►

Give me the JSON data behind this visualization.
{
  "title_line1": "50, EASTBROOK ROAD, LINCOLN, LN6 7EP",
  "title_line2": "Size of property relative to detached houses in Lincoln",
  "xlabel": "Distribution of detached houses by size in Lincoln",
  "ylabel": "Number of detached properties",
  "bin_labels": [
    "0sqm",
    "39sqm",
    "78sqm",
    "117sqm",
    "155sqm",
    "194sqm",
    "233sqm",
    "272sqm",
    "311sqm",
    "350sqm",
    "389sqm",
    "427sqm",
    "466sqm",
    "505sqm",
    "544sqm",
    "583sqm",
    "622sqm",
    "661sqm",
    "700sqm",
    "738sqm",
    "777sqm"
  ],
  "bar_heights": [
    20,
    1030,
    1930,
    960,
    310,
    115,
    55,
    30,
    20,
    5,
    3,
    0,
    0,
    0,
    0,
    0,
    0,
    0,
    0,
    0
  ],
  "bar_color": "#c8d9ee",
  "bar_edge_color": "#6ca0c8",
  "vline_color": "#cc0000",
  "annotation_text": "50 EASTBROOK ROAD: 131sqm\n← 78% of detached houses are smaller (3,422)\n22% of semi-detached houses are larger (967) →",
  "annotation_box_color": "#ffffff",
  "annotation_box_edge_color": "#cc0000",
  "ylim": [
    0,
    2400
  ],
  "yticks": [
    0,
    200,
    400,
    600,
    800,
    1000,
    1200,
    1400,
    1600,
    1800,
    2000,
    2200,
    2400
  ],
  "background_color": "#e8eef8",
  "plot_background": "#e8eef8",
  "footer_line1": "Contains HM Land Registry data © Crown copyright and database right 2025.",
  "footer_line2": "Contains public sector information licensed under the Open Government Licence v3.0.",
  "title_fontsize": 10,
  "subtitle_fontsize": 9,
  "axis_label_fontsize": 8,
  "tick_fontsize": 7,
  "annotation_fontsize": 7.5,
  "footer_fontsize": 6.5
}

◄

All entries shown above should be printed again exactly.

Give me the JSON data behind this visualization.
{
  "title_line1": "50, EASTBROOK ROAD, LINCOLN, LN6 7EP",
  "title_line2": "Size of property relative to detached houses in Lincoln",
  "xlabel": "Distribution of detached houses by size in Lincoln",
  "ylabel": "Number of detached properties",
  "bin_labels": [
    "0sqm",
    "39sqm",
    "78sqm",
    "117sqm",
    "155sqm",
    "194sqm",
    "233sqm",
    "272sqm",
    "311sqm",
    "350sqm",
    "389sqm",
    "427sqm",
    "466sqm",
    "505sqm",
    "544sqm",
    "583sqm",
    "622sqm",
    "661sqm",
    "700sqm",
    "738sqm",
    "777sqm"
  ],
  "bar_heights": [
    20,
    1030,
    1930,
    960,
    310,
    115,
    55,
    30,
    20,
    5,
    3,
    0,
    0,
    0,
    0,
    0,
    0,
    0,
    0,
    0
  ],
  "bar_color": "#c8d9ee",
  "bar_edge_color": "#6ca0c8",
  "vline_color": "#cc0000",
  "annotation_text": "50 EASTBROOK ROAD: 131sqm\n← 78% of detached houses are smaller (3,422)\n22% of semi-detached houses are larger (967) →",
  "annotation_box_color": "#ffffff",
  "annotation_box_edge_color": "#cc0000",
  "ylim": [
    0,
    2400
  ],
  "yticks": [
    0,
    200,
    400,
    600,
    800,
    1000,
    1200,
    1400,
    1600,
    1800,
    2000,
    2200,
    2400
  ],
  "background_color": "#e8eef8",
  "plot_background": "#e8eef8",
  "footer_line1": "Contains HM Land Registry data © Crown copyright and database right 2025.",
  "footer_line2": "Contains public sector information licensed under the Open Government Licence v3.0.",
  "title_fontsize": 10,
  "subtitle_fontsize": 9,
  "axis_label_fontsize": 8,
  "tick_fontsize": 7,
  "annotation_fontsize": 7.5,
  "footer_fontsize": 6.5
}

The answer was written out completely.